作業課題 A.
COPDの増悪に関する文章のうち、「入院の必要がないような増悪の」から「活が不自由になることもある。」までを、両端の語句も含めて一字も変えずに書き写す。
作業課題 B.
COPDの増悪に関する文章によると、増悪の治療が遅れてしまうことがよくあるのはなぜか。1～3文で説明する。
作業課題 C.
COPDの増悪に関する文章の最後の文に続けて、その先を書いてください。

原文抜粋.
· · · · ·

そうならないためには、増悪を起こしたらできるだけ早く医療機関を受診することが大切で、症状が起こってから48時間以内に治療を受けることが望ましいとされている。日本医科大学呼吸ケアクリニック所長の木田厚瑞医師はこう話す。
「以前は“急性増悪”と呼ばれていたように、“増悪”というと急激に症状が悪化するものだと考えられてきました。しかし最近は症状が悪化したまま、時には数週間以上続くタイプの“増悪”が多いことがわかっています。このような場合、“治りにくい風邪”と判断して治療が遅れ、COPDそのものを悪化させてしまうことがよくあるのです」
入院の必要がないような増悪の場合でも、安定期の薬物治療とは異なる。まず気管支拡張薬の吸入を増量・追加し、ステロイド薬を使用する。感染症が疑われる場合は「抗菌薬」も追加する。増悪と適切に診断されないままこれまでと同様の薬を使用しても症状が改善しないだけでなく、肺機能が低下し、日常生活が不自由になることもある。

· · · · ·

提示データ.
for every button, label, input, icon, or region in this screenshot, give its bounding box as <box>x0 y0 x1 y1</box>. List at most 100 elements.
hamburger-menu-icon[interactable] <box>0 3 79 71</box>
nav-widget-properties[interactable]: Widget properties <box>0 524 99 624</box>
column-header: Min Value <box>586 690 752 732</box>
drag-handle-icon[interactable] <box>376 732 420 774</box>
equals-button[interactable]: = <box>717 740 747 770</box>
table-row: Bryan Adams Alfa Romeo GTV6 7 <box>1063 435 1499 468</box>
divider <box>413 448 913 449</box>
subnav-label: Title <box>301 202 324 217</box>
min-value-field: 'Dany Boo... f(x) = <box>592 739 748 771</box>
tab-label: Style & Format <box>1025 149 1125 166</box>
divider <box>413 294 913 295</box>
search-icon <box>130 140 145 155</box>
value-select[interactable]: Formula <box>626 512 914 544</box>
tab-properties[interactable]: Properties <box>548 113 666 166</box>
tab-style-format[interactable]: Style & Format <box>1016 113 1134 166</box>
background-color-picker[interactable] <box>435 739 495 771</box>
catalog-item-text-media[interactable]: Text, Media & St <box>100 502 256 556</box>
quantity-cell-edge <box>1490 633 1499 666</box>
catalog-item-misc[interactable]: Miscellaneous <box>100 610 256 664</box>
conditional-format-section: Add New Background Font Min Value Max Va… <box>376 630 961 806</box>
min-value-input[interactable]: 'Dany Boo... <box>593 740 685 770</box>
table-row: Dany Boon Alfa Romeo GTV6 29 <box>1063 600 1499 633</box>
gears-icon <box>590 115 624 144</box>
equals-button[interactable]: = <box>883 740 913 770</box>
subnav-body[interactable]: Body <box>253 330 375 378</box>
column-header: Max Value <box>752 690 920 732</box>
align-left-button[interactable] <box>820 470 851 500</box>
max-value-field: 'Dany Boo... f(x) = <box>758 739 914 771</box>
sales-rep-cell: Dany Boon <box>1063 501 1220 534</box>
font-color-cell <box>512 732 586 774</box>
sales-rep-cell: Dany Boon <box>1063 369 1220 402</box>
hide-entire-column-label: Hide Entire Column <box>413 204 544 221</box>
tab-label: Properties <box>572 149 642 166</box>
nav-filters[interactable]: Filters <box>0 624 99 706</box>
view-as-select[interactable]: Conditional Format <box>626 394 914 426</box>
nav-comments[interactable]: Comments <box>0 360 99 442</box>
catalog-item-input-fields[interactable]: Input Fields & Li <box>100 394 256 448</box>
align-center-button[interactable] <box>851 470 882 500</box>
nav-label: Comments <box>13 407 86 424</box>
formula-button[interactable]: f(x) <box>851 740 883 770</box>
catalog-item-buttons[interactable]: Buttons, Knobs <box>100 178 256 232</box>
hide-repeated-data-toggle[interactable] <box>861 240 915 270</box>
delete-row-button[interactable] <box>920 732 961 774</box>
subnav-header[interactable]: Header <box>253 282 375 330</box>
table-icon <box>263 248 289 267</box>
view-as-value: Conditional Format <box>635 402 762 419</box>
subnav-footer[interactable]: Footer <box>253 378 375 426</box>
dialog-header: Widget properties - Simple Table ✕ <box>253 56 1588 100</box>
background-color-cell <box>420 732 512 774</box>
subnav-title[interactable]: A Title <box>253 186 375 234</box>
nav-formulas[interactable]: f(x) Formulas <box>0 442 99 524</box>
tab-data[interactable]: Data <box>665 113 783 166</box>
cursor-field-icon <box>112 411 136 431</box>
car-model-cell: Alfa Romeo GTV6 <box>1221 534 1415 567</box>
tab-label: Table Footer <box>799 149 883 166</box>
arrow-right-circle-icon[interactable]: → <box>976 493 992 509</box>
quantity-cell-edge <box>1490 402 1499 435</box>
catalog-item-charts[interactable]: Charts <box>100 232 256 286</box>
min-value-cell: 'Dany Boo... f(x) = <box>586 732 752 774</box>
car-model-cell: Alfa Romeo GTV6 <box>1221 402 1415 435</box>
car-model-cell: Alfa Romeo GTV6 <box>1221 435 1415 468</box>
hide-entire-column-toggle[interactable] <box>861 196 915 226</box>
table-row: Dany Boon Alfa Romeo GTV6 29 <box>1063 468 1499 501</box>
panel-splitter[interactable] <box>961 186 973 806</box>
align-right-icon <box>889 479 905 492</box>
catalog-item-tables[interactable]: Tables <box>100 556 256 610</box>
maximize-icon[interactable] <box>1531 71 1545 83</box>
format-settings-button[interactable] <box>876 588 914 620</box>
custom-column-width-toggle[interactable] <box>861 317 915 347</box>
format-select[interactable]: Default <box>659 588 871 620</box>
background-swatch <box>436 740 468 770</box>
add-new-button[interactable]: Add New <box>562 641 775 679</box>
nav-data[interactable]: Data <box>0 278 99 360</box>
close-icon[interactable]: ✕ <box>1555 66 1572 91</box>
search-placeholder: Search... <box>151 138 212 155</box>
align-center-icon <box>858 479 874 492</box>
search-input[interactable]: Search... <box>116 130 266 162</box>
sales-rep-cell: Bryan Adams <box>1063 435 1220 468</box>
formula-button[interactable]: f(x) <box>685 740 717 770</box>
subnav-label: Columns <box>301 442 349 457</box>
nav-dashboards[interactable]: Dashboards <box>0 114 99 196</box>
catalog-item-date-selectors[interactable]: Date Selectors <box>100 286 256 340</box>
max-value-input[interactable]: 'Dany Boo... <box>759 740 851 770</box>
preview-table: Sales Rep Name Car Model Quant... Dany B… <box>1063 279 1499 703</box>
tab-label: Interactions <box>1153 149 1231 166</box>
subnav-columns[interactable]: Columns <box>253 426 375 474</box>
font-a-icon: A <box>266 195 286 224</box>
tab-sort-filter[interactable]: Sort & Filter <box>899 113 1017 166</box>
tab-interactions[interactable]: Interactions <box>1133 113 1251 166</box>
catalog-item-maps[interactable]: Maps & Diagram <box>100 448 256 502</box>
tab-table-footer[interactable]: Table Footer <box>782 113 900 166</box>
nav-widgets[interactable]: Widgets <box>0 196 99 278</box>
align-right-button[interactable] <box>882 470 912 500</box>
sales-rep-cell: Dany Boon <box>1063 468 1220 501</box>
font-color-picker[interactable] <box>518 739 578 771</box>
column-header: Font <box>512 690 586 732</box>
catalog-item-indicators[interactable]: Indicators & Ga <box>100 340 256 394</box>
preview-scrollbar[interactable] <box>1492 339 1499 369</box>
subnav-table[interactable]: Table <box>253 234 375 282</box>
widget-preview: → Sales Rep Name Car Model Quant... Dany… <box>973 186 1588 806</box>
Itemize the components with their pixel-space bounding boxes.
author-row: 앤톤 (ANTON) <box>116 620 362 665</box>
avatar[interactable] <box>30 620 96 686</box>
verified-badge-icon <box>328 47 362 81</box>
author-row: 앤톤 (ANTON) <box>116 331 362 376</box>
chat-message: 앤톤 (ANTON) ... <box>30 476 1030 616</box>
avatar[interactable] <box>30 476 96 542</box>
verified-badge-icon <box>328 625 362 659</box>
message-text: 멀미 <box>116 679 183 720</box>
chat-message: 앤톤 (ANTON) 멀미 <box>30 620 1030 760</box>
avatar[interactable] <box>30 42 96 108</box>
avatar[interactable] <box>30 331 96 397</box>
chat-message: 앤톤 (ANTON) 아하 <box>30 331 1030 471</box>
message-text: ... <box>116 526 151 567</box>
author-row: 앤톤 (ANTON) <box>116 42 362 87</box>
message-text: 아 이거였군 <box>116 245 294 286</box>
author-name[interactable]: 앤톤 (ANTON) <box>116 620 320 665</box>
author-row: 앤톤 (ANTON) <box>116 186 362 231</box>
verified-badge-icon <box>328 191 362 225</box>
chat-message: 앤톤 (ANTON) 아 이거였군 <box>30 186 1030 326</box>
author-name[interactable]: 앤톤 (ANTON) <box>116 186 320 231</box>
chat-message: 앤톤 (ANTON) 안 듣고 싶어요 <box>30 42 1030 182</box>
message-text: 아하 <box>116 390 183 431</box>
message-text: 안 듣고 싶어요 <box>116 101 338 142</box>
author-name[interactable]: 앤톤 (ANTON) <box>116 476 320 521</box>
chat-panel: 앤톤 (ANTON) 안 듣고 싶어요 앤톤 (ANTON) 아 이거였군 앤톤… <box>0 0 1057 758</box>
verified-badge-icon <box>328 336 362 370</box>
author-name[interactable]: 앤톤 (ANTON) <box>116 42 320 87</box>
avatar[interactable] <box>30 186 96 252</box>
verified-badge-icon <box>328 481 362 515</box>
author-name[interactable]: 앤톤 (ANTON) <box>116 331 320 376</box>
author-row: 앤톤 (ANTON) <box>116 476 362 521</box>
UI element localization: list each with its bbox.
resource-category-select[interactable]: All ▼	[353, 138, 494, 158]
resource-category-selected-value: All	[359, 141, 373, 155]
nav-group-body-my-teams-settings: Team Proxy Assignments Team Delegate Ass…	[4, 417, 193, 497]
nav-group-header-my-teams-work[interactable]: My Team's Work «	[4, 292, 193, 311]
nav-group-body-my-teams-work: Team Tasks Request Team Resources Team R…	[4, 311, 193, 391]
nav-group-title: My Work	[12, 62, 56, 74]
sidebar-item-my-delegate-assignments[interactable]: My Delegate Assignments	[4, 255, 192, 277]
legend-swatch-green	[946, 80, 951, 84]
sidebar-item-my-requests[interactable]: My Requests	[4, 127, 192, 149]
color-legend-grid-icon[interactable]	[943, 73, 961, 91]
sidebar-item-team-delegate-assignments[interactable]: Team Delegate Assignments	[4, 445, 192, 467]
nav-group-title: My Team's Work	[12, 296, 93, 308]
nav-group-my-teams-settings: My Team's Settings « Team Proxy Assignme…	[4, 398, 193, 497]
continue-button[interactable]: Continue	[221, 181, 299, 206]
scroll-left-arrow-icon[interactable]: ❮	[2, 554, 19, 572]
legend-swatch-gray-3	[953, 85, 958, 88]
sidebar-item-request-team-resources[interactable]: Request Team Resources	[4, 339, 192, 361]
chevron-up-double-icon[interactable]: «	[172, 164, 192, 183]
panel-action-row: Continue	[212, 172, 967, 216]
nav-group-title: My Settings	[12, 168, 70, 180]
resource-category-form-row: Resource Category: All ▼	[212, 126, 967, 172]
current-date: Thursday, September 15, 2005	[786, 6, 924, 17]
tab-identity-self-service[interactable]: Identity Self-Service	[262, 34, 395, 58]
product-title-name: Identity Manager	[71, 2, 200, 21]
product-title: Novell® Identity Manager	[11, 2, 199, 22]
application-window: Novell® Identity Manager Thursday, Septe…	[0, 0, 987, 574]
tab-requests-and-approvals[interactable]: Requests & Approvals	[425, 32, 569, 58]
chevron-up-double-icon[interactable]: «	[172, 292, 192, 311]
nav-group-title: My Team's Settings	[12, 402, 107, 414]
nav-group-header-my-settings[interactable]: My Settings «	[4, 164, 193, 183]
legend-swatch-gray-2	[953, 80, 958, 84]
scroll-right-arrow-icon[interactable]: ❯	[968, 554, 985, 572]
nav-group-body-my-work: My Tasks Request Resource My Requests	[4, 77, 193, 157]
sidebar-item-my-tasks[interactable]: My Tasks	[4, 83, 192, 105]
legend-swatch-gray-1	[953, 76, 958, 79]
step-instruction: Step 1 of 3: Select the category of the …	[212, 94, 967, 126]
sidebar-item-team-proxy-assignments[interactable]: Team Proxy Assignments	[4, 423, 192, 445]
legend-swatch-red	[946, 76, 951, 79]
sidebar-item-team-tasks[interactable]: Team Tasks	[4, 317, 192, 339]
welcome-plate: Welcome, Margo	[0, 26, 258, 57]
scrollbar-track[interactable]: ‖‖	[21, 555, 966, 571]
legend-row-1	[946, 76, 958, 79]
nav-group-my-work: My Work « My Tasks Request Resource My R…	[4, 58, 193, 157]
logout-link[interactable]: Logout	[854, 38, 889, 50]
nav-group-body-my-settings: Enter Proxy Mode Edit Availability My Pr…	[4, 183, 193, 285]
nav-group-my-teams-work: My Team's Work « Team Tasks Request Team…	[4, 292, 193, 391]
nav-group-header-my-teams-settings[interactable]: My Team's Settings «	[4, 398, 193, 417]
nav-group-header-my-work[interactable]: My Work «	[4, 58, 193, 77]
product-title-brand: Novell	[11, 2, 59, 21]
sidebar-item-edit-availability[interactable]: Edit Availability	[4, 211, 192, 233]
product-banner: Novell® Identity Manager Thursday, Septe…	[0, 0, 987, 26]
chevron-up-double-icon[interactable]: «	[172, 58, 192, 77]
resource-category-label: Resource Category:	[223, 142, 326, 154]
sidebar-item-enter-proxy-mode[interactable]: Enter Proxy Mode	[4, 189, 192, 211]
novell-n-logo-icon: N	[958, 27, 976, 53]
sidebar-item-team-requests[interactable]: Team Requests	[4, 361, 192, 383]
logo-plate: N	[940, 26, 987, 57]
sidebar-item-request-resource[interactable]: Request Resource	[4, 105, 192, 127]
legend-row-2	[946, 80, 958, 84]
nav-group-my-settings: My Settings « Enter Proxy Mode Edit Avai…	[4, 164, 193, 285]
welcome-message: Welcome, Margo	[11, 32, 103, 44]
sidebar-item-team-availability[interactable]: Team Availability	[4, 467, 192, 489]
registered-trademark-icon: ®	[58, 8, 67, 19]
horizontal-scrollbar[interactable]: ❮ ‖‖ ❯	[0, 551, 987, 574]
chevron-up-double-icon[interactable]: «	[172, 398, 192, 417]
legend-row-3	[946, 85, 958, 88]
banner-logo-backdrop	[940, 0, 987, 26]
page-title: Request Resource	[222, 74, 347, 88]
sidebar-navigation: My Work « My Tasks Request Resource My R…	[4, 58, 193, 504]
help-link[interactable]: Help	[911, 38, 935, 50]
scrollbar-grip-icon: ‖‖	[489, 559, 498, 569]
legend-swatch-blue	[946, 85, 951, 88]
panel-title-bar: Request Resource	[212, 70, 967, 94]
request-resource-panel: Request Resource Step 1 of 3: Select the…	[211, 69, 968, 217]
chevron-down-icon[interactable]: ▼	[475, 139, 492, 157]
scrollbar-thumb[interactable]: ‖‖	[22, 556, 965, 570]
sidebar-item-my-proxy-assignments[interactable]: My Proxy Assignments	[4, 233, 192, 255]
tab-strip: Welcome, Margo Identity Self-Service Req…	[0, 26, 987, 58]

· · · · ·

課題の解答 A.
入院の必要がないような増悪の場合でも、安定期の薬物治療とは異なる。まず気管支拡張薬の吸入を増量・追加し、ステロイド薬を使用する。感染症が疑われる場合は「抗菌薬」も追加する。増悪と適切に診断されないままこれまでと同様の薬を使用しても症状が改善しないだけでなく、肺機能が低下し、日常生活が不自由になることもある。

課題の解答 B.
最近は、症状が悪化したまま時には数週間以上続くタイプの増悪が多い。このような場合に「治りにくい風邪」と判断してしまうため、治療が遅れ、COPDそのものを悪化させることがよくある。

課題の解答 C.
増悪時の主な症状は「息切れがいつもより強い」「痰の量が増えて切れにくい」「痰が黄色くなる」「熱やのどの痛みがある」「食欲が落ちる」などだ。これらの症状があれば自己判断せずに受診したい。
「COPDの患者さんの場合、風邪のような症状でも、それが増悪の可能性があります。当院ではこのことを知ってもらうための患者さんへの指導を徹底しています。これによりCOPDの増悪で緊急入院が必要となる場合はほとんどなくなりました」(木田医師)
COPDの治療では、増悪の予防、早期治療はきわめて重要である。増悪の原因の多くは風邪などの感染症のため、手軽に受診できるかかりつけ医による早期治療、インフルエンザワクチンを接種するなど感染症を予防することが大切だ。